Task statement → From the entries below, copy every line holding the word "Corrected".

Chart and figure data
-.-.-

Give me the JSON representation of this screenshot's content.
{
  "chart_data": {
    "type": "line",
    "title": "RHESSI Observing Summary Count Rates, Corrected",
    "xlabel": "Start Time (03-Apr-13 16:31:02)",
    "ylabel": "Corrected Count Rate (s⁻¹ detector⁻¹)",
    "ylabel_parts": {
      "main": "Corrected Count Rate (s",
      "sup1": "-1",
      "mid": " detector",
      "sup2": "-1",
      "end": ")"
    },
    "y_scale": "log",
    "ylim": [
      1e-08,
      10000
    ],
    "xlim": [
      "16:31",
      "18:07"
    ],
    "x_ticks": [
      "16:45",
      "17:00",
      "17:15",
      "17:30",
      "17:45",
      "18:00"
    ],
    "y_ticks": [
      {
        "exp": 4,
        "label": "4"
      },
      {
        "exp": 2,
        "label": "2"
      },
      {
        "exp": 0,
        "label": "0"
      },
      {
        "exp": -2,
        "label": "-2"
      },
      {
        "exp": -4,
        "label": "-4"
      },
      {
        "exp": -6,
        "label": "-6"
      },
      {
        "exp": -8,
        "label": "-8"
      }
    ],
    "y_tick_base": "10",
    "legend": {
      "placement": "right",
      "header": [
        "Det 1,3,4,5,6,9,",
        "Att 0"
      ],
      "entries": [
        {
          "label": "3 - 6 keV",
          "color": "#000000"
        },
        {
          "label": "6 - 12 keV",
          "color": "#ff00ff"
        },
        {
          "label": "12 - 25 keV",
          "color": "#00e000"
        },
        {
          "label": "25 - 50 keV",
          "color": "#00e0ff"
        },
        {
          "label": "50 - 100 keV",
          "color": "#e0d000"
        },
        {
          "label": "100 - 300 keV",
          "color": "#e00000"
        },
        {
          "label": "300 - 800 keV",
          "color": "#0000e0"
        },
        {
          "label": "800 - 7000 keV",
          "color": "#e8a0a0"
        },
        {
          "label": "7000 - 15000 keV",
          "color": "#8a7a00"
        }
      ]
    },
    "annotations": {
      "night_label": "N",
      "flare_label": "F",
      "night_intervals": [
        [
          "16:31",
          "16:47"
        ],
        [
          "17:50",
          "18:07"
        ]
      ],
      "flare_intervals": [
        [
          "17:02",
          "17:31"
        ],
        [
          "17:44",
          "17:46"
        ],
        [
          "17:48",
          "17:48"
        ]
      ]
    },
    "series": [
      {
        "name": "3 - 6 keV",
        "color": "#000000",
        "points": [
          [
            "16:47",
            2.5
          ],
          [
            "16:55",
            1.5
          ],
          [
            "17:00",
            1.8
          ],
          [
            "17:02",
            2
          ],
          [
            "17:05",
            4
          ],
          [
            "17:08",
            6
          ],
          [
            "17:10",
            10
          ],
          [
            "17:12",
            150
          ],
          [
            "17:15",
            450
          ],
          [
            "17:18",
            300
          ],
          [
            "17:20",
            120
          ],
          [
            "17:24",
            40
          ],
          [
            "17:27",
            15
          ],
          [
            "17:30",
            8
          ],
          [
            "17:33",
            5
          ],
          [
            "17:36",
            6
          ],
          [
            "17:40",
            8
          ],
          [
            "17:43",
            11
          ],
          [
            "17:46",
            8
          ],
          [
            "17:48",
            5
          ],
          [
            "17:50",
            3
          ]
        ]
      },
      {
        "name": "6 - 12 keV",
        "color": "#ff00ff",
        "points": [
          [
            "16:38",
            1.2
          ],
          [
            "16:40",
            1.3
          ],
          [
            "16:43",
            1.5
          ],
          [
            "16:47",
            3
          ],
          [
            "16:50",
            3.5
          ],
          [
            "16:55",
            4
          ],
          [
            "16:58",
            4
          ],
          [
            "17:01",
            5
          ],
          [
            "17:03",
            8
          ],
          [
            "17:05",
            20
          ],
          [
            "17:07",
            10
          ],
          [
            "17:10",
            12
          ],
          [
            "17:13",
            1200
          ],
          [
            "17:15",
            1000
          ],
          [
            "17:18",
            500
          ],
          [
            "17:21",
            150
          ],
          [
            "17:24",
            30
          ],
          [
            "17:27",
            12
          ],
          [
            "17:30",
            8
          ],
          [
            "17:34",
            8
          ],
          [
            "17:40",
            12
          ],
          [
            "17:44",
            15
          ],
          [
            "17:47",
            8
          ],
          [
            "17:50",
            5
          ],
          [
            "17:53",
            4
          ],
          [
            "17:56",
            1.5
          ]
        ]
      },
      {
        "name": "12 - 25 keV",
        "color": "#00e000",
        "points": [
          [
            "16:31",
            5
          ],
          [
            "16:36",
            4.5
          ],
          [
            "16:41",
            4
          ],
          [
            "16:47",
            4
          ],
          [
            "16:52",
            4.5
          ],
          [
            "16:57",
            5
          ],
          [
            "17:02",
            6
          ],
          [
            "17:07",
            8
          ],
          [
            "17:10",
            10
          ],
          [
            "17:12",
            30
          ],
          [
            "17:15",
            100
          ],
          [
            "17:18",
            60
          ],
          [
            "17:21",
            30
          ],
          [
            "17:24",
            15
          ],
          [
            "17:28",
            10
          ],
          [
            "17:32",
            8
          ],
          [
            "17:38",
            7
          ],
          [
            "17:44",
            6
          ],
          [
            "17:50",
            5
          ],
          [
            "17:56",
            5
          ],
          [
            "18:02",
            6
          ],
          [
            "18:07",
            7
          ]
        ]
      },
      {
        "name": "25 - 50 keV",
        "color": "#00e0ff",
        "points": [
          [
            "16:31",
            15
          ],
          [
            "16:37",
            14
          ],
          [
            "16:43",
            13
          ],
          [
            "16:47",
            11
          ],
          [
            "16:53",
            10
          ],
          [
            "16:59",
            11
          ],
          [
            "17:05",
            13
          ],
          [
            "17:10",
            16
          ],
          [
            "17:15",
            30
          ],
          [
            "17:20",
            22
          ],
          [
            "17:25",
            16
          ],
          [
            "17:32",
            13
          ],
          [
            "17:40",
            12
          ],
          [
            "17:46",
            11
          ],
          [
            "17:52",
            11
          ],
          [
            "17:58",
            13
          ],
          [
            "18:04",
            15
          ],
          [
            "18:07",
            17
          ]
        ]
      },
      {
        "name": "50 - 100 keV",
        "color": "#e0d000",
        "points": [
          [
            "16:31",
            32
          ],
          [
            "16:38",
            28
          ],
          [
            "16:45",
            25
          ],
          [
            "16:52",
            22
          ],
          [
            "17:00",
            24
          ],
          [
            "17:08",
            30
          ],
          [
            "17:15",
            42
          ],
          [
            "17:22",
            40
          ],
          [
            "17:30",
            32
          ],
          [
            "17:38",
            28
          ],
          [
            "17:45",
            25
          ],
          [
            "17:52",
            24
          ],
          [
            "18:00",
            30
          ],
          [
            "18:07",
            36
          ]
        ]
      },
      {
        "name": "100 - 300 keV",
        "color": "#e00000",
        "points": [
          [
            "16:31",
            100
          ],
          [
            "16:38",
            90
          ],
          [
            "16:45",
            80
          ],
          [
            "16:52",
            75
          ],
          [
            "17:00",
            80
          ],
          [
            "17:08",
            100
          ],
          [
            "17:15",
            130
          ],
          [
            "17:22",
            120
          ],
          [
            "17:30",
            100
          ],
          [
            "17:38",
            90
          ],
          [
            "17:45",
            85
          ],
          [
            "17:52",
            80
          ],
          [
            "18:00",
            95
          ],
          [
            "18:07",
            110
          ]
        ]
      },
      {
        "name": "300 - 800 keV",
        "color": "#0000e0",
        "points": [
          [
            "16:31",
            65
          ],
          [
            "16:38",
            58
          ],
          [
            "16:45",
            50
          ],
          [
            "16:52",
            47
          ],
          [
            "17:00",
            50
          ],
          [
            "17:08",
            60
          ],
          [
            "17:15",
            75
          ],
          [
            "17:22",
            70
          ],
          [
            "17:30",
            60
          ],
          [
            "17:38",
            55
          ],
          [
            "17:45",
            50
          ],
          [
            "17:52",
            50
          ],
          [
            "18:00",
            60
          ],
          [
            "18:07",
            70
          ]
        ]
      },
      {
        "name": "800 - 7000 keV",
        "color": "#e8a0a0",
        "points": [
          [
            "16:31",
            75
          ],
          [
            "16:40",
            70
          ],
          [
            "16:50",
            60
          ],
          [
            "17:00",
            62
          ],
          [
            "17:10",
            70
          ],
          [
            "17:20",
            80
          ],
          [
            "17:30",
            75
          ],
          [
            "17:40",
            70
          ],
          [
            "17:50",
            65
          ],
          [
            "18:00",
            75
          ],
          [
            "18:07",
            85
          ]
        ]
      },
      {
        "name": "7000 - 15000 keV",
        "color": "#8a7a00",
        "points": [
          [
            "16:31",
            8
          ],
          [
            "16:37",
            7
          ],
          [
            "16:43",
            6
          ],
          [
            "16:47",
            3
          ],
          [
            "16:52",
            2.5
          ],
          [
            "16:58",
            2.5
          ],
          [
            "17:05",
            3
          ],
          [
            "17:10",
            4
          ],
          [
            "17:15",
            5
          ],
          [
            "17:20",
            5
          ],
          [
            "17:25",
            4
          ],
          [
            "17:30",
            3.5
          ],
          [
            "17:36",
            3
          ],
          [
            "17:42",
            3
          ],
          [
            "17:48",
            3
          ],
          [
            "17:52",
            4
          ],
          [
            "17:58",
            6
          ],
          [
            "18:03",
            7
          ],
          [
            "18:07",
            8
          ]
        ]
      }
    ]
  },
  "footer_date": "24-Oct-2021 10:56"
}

-.-.-

Expected answer →
    "title": "RHESSI Observing Summary Count Rates, Corrected",
    "ylabel": "Corrected Count Rate (s⁻¹ detector⁻¹)",
      "main": "Corrected Count Rate (s",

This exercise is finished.